PROVIDED DATA:
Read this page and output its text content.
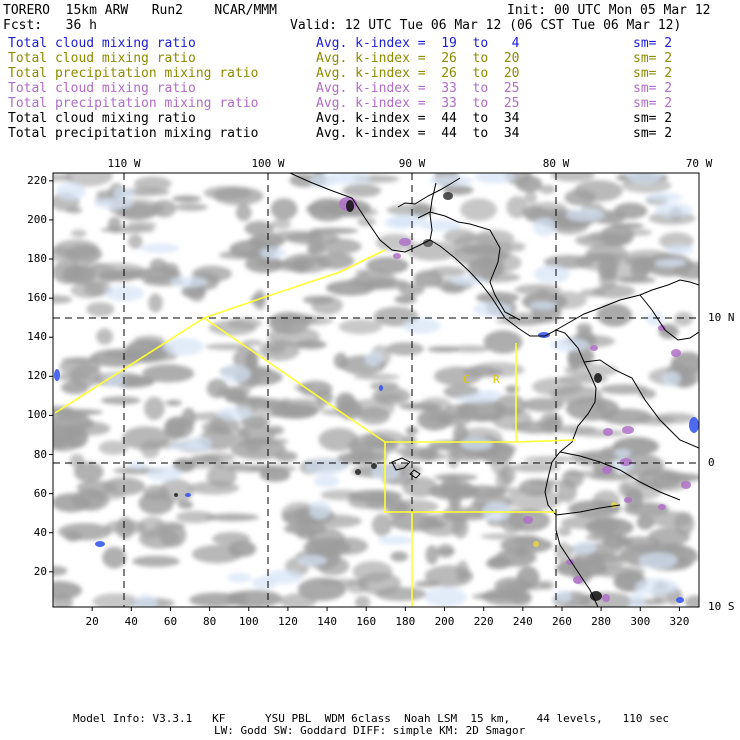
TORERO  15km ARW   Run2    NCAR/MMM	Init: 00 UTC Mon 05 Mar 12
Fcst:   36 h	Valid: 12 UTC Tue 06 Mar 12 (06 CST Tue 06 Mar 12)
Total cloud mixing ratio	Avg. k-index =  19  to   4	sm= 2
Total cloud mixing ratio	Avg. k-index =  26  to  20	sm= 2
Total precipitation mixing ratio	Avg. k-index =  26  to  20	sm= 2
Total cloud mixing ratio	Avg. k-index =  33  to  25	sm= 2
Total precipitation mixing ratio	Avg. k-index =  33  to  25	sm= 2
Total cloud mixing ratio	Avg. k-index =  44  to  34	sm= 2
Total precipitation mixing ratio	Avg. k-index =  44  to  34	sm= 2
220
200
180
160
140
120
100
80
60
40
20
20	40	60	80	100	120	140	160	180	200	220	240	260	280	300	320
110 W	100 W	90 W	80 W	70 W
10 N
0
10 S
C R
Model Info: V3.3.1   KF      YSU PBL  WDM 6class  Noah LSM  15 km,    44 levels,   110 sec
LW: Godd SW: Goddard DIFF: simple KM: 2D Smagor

TASK TO CARRY OUT: Without including any pictures, print all of the material exactly as given.

RESULT BELOW:
Read this page and output its text content.
TORERO  15km ARW   Run2    NCAR/MMM	Init: 00 UTC Mon 05 Mar 12
Fcst:   36 h	Valid: 12 UTC Tue 06 Mar 12 (06 CST Tue 06 Mar 12)
Total cloud mixing ratio	Avg. k-index =  19  to   4	sm= 2
Total cloud mixing ratio	Avg. k-index =  26  to  20	sm= 2
Total precipitation mixing ratio	Avg. k-index =  26  to  20	sm= 2
Total cloud mixing ratio	Avg. k-index =  33  to  25	sm= 2
Total precipitation mixing ratio	Avg. k-index =  33  to  25	sm= 2
Total cloud mixing ratio	Avg. k-index =  44  to  34	sm= 2
Total precipitation mixing ratio	Avg. k-index =  44  to  34	sm= 2
220
200
180
160
140
120
100
80
60
40
20
20	40	60	80	100	120	140	160	180	200	220	240	260	280	300	320
110 W	100 W	90 W	80 W	70 W
10 N
0
10 S
C R
Model Info: V3.3.1   KF      YSU PBL  WDM 6class  Noah LSM  15 km,    44 levels,   110 sec
LW: Godd SW: Goddard DIFF: simple KM: 2D Smagor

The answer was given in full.